--- Rows from a dataset ---
──────

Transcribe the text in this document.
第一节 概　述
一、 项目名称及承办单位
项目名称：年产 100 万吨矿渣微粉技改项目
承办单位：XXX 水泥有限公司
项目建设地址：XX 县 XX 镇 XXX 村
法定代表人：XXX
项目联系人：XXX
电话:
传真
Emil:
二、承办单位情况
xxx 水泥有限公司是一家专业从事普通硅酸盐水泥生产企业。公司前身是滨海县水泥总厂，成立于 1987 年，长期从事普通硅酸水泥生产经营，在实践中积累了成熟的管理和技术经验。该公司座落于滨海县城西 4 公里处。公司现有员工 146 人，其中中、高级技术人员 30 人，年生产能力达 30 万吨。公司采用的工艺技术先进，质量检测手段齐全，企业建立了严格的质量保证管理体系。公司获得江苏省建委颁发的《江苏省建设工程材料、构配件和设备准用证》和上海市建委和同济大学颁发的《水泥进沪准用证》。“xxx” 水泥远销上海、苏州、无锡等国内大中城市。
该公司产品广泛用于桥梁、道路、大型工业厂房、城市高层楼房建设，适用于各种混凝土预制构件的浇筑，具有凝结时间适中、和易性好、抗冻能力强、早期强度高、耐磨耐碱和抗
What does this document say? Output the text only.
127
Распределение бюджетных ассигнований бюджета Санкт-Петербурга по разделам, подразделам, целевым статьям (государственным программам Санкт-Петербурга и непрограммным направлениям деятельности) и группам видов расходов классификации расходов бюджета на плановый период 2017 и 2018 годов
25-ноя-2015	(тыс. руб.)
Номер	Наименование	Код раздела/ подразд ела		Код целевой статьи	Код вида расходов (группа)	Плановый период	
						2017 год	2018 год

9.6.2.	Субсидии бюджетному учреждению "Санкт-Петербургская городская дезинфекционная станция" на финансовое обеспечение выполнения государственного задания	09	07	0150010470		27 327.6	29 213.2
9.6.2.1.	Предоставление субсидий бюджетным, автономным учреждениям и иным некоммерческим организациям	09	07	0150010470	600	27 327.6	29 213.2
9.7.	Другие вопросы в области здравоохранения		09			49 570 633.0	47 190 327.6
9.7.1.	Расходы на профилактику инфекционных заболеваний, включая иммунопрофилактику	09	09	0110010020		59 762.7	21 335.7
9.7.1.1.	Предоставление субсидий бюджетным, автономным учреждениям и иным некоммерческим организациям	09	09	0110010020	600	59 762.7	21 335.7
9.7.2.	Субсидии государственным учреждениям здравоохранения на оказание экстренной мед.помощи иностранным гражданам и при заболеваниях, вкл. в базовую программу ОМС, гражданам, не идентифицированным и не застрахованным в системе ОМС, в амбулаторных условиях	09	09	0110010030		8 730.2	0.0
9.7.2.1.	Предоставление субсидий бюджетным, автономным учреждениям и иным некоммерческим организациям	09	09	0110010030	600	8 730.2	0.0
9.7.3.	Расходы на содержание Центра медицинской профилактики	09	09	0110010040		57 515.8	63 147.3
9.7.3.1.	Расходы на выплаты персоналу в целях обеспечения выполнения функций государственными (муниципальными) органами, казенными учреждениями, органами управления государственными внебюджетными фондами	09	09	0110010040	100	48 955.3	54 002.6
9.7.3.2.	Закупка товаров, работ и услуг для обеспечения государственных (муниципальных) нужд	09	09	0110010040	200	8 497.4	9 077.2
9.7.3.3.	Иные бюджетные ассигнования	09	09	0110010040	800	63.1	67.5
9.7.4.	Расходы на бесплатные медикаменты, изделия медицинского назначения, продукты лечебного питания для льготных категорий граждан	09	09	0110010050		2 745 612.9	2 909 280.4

──────

--- Exercise task ---
Gather every line from the listing above in which the word "text" appears.

--- Expected output ---
Transcribe the text in this document.
What does this document say? Output the text only.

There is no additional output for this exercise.